:: Directive ::
Check each line of the records below and collect those that include the word "block".
+---+
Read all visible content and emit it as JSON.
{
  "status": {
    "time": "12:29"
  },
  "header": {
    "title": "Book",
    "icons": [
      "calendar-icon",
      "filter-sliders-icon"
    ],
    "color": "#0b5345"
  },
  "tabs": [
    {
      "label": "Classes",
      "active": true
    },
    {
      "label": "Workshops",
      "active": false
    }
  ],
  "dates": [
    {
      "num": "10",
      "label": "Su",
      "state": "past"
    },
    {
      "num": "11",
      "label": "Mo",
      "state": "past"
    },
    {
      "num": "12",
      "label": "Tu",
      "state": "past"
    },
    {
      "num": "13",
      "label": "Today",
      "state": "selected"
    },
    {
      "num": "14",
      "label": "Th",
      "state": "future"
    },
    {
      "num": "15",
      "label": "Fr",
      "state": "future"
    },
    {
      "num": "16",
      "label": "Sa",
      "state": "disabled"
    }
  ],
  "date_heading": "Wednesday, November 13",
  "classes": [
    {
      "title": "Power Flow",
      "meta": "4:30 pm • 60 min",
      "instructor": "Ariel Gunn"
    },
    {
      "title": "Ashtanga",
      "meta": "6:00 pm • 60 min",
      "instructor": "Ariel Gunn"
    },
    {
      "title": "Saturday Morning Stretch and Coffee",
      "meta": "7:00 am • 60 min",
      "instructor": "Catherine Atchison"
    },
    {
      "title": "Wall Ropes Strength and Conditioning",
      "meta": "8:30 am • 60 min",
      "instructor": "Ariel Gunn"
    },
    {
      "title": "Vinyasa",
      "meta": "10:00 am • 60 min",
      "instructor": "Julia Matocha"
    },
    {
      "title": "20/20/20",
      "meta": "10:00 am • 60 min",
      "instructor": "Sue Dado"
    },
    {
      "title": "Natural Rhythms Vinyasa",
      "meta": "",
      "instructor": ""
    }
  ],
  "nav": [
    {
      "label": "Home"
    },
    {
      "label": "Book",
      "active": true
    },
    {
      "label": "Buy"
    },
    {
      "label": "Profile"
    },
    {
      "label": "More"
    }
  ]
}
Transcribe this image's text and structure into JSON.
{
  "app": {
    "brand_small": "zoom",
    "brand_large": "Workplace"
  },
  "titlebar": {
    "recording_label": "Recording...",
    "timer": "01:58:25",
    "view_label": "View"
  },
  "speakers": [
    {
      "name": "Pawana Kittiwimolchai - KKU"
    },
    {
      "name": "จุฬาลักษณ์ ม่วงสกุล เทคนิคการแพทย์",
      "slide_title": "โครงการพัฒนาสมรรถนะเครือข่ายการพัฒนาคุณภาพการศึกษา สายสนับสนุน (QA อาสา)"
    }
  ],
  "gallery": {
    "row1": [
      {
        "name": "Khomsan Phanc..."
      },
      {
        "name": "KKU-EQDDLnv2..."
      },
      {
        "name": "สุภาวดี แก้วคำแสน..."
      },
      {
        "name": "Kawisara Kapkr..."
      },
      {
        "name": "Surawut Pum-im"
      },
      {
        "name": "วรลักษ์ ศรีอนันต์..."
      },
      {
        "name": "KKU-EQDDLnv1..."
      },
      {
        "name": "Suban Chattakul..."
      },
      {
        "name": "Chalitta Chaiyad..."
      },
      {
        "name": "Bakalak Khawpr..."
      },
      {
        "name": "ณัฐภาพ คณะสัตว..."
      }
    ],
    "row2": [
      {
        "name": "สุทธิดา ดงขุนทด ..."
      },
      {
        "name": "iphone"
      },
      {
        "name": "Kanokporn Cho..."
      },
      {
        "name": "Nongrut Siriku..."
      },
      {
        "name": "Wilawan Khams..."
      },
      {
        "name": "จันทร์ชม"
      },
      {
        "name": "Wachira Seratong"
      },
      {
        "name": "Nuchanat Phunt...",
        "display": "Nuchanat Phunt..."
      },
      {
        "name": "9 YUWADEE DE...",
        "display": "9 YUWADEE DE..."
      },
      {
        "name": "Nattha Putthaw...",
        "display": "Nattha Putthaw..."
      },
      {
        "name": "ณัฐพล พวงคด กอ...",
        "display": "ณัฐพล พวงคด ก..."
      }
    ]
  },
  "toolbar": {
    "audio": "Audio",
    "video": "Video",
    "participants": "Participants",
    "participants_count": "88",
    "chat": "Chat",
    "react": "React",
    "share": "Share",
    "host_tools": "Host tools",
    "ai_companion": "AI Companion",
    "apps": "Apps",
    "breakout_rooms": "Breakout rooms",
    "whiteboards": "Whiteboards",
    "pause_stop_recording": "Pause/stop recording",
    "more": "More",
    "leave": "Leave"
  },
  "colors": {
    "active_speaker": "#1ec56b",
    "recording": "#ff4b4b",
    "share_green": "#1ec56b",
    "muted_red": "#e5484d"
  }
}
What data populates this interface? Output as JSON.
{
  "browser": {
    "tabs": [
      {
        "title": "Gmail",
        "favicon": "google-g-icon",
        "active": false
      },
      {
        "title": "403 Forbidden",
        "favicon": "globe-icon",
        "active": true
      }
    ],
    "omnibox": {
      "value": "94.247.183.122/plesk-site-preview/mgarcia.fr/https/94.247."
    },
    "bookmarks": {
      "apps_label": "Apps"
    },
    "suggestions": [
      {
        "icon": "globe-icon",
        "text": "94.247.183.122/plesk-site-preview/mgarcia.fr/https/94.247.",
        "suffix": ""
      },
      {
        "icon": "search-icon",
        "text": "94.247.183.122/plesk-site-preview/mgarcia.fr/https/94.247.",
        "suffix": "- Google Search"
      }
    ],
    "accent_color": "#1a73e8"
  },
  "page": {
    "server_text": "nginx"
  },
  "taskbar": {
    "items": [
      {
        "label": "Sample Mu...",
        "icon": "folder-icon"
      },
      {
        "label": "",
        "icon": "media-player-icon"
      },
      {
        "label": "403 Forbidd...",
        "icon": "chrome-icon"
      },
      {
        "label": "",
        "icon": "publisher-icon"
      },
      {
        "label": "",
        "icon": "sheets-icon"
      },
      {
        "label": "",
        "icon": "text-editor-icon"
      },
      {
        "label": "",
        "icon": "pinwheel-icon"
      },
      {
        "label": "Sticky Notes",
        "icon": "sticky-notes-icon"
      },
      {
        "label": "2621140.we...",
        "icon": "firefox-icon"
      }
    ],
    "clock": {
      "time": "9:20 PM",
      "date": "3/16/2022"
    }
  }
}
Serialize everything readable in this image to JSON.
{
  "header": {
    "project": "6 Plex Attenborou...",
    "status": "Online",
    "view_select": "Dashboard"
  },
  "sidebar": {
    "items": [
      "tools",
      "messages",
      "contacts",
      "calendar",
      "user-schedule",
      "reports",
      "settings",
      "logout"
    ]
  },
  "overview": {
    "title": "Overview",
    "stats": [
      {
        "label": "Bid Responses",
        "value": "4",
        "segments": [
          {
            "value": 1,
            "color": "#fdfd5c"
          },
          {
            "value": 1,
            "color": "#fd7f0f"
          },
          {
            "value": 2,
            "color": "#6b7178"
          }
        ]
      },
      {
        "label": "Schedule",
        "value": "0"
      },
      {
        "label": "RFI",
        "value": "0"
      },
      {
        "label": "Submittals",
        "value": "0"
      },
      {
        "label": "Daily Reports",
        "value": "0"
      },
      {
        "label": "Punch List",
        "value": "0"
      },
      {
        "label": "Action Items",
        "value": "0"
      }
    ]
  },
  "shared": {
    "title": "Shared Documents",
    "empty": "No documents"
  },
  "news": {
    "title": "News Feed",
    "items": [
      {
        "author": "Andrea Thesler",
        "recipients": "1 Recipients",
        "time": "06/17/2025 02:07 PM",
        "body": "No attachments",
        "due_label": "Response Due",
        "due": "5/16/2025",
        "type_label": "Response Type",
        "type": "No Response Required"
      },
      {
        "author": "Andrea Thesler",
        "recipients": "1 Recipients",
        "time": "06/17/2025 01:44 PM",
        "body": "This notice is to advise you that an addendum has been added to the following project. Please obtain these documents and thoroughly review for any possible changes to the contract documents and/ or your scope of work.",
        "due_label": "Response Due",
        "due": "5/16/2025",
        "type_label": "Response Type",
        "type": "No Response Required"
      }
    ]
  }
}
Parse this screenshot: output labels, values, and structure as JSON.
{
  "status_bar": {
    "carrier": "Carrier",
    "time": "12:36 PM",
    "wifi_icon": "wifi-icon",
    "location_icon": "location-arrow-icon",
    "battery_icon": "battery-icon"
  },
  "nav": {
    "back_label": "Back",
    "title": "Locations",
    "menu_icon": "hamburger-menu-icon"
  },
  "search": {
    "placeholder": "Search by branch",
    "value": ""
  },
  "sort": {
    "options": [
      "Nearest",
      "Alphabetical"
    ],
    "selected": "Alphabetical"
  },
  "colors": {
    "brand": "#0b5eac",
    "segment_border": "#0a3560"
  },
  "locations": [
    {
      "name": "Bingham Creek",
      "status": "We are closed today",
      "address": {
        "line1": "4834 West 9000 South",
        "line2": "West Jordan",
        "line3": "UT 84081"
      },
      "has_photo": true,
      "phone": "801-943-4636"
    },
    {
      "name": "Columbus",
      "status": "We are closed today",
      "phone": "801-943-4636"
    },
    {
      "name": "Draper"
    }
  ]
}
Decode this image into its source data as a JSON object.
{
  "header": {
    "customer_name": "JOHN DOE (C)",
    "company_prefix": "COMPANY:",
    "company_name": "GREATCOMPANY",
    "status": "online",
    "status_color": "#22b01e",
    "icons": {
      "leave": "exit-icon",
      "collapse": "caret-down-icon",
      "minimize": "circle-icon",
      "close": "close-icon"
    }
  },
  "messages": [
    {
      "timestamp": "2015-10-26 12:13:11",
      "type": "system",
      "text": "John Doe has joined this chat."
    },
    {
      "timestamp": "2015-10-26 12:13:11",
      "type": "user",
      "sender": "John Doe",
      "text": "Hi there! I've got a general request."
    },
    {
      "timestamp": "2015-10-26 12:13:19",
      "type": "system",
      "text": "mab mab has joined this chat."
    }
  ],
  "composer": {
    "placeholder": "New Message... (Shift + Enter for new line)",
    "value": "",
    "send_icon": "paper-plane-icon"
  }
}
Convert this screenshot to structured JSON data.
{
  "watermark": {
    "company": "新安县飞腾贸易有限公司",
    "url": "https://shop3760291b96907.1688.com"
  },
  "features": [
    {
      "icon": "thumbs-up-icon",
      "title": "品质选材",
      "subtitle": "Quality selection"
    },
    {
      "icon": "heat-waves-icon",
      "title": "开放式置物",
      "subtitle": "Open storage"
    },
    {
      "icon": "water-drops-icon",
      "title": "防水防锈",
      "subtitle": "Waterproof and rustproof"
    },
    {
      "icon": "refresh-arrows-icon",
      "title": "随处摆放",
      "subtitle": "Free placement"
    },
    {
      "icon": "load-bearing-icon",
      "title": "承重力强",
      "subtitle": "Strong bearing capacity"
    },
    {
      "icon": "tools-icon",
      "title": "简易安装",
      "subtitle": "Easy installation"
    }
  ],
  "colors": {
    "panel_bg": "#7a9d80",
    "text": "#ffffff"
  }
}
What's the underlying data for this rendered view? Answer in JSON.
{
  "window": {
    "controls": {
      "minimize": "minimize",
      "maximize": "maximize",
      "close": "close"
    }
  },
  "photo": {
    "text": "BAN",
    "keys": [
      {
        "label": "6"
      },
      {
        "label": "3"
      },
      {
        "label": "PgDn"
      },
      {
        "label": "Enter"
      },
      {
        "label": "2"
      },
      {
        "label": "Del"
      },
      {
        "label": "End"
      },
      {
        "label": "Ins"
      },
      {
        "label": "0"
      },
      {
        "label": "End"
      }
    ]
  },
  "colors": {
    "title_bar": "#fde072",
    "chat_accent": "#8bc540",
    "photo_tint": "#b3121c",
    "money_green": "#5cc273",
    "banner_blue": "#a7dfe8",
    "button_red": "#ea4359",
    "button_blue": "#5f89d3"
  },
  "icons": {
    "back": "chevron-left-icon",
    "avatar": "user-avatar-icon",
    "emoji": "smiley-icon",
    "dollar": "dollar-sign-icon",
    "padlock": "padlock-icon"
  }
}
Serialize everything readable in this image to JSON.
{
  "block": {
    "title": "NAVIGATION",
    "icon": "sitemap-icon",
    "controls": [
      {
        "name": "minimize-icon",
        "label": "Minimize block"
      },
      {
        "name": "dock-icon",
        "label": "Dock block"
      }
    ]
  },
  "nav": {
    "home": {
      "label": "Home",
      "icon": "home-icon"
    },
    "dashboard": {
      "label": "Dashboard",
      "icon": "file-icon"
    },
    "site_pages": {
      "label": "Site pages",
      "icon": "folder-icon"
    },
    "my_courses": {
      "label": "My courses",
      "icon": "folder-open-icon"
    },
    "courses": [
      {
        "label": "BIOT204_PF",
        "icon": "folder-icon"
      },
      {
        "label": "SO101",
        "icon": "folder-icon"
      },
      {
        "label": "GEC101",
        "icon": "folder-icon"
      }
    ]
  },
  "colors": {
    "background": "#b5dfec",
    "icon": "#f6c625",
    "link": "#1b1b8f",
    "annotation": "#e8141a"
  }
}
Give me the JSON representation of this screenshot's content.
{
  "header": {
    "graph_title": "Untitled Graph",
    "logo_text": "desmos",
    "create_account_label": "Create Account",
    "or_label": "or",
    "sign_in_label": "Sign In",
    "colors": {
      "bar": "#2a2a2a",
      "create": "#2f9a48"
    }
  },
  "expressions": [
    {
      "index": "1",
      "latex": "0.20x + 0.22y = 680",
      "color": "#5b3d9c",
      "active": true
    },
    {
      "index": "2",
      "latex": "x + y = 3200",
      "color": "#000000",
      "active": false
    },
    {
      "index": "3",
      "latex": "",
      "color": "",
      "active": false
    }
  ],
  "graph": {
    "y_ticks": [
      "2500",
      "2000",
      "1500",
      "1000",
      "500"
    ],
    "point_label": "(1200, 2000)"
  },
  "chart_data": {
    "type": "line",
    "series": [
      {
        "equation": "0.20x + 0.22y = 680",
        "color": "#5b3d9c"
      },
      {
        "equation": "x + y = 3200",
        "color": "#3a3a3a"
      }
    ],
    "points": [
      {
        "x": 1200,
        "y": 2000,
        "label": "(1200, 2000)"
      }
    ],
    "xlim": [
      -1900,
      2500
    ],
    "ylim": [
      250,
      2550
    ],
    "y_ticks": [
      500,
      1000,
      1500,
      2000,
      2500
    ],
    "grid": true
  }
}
+---+
:: Answer to this problem ::
  "block": {
        "label": "Minimize block"
        "label": "Dock block"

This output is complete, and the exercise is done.